**Exercise instructions:** Write out the listing in full, matching it word for word.

**Excerpted records:**
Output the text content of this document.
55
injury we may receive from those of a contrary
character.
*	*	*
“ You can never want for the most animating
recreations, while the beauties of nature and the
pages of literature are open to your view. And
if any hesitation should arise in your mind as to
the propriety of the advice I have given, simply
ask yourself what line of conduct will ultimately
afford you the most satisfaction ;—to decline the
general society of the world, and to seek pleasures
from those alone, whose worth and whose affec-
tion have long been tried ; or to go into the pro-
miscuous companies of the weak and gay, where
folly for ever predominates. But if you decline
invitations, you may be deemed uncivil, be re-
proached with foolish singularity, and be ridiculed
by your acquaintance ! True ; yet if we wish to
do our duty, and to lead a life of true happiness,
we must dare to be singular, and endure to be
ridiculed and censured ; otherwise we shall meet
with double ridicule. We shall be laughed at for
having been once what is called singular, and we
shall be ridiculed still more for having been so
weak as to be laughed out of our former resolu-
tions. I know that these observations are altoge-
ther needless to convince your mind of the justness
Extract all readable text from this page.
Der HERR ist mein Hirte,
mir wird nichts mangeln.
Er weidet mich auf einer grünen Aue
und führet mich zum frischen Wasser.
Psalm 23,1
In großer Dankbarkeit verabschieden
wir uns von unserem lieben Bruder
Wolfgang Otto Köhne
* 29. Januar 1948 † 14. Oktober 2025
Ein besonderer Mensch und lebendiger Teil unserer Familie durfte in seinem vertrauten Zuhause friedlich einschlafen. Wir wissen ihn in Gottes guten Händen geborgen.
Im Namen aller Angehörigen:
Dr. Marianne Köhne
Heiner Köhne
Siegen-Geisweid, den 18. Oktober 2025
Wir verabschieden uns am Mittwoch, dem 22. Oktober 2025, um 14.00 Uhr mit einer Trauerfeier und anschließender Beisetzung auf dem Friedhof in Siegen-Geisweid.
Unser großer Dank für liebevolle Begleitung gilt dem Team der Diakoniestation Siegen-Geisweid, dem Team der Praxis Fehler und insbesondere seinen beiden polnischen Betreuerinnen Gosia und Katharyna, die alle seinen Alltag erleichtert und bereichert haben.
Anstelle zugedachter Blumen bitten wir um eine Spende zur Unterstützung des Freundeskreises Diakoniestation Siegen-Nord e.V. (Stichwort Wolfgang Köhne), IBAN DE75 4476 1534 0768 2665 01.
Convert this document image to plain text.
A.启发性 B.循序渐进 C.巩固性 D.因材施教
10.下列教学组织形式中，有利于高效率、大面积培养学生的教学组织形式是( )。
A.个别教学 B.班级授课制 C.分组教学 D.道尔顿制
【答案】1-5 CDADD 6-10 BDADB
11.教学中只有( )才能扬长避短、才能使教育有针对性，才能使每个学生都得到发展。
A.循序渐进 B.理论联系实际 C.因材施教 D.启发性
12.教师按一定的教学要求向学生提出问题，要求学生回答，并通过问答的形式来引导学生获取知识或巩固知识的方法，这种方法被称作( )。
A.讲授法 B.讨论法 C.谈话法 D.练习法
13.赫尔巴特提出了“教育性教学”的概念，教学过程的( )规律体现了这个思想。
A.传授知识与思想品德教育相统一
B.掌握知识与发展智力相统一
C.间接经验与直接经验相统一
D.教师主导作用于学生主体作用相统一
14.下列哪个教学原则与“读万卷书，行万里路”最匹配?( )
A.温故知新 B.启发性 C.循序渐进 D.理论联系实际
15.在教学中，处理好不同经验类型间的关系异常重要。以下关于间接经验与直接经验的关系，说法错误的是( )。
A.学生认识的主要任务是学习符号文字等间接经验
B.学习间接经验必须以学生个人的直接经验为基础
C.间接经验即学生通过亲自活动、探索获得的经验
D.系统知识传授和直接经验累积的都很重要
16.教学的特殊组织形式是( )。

**Full solution:**
Output the text content of this document.
55
injury we may receive from those of a contrary
character.
*	*	*
“ You can never want for the most animating
recreations, while the beauties of nature and the
pages of literature are open to your view. And
if any hesitation should arise in your mind as to
the propriety of the advice I have given, simply
ask yourself what line of conduct will ultimately
afford you the most satisfaction ;—to decline the
general society of the world, and to seek pleasures
from those alone, whose worth and whose affec-
tion have long been tried ; or to go into the pro-
miscuous companies of the weak and gay, where
folly for ever predominates. But if you decline
invitations, you may be deemed uncivil, be re-
proached with foolish singularity, and be ridiculed
by your acquaintance ! True ; yet if we wish to
do our duty, and to lead a life of true happiness,
we must dare to be singular, and endure to be
ridiculed and censured ; otherwise we shall meet
with double ridicule. We shall be laughed at for
having been once what is called singular, and we
shall be ridiculed still more for having been so
weak as to be laughed out of our former resolu-
tions. I know that these observations are altoge-
ther needless to convince your mind of the justness
Extract all readable text from this page.
Der HERR ist mein Hirte,
mir wird nichts mangeln.
Er weidet mich auf einer grünen Aue
und führet mich zum frischen Wasser.
Psalm 23,1
In großer Dankbarkeit verabschieden
wir uns von unserem lieben Bruder
Wolfgang Otto Köhne
* 29. Januar 1948 † 14. Oktober 2025
Ein besonderer Mensch und lebendiger Teil unserer Familie durfte in seinem vertrauten Zuhause friedlich einschlafen. Wir wissen ihn in Gottes guten Händen geborgen.
Im Namen aller Angehörigen:
Dr. Marianne Köhne
Heiner Köhne
Siegen-Geisweid, den 18. Oktober 2025
Wir verabschieden uns am Mittwoch, dem 22. Oktober 2025, um 14.00 Uhr mit einer Trauerfeier und anschließender Beisetzung auf dem Friedhof in Siegen-Geisweid.
Unser großer Dank für liebevolle Begleitung gilt dem Team der Diakoniestation Siegen-Geisweid, dem Team der Praxis Fehler und insbesondere seinen beiden polnischen Betreuerinnen Gosia und Katharyna, die alle seinen Alltag erleichtert und bereichert haben.
Anstelle zugedachter Blumen bitten wir um eine Spende zur Unterstützung des Freundeskreises Diakoniestation Siegen-Nord e.V. (Stichwort Wolfgang Köhne), IBAN DE75 4476 1534 0768 2665 01.
Convert this document image to plain text.
A.启发性 B.循序渐进 C.巩固性 D.因材施教
10.下列教学组织形式中，有利于高效率、大面积培养学生的教学组织形式是( )。
A.个别教学 B.班级授课制 C.分组教学 D.道尔顿制
【答案】1-5 CDADD 6-10 BDADB
11.教学中只有( )才能扬长避短、才能使教育有针对性，才能使每个学生都得到发展。
A.循序渐进 B.理论联系实际 C.因材施教 D.启发性
12.教师按一定的教学要求向学生提出问题，要求学生回答，并通过问答的形式来引导学生获取知识或巩固知识的方法，这种方法被称作( )。
A.讲授法 B.讨论法 C.谈话法 D.练习法
13.赫尔巴特提出了“教育性教学”的概念，教学过程的( )规律体现了这个思想。
A.传授知识与思想品德教育相统一
B.掌握知识与发展智力相统一
C.间接经验与直接经验相统一
D.教师主导作用于学生主体作用相统一
14.下列哪个教学原则与“读万卷书，行万里路”最匹配?( )
A.温故知新 B.启发性 C.循序渐进 D.理论联系实际
15.在教学中，处理好不同经验类型间的关系异常重要。以下关于间接经验与直接经验的关系，说法错误的是( )。
A.学生认识的主要任务是学习符号文字等间接经验
B.学习间接经验必须以学生个人的直接经验为基础
C.间接经验即学生通过亲自活动、探索获得的经验
D.系统知识传授和直接经验累积的都很重要
16.教学的特殊组织形式是( )。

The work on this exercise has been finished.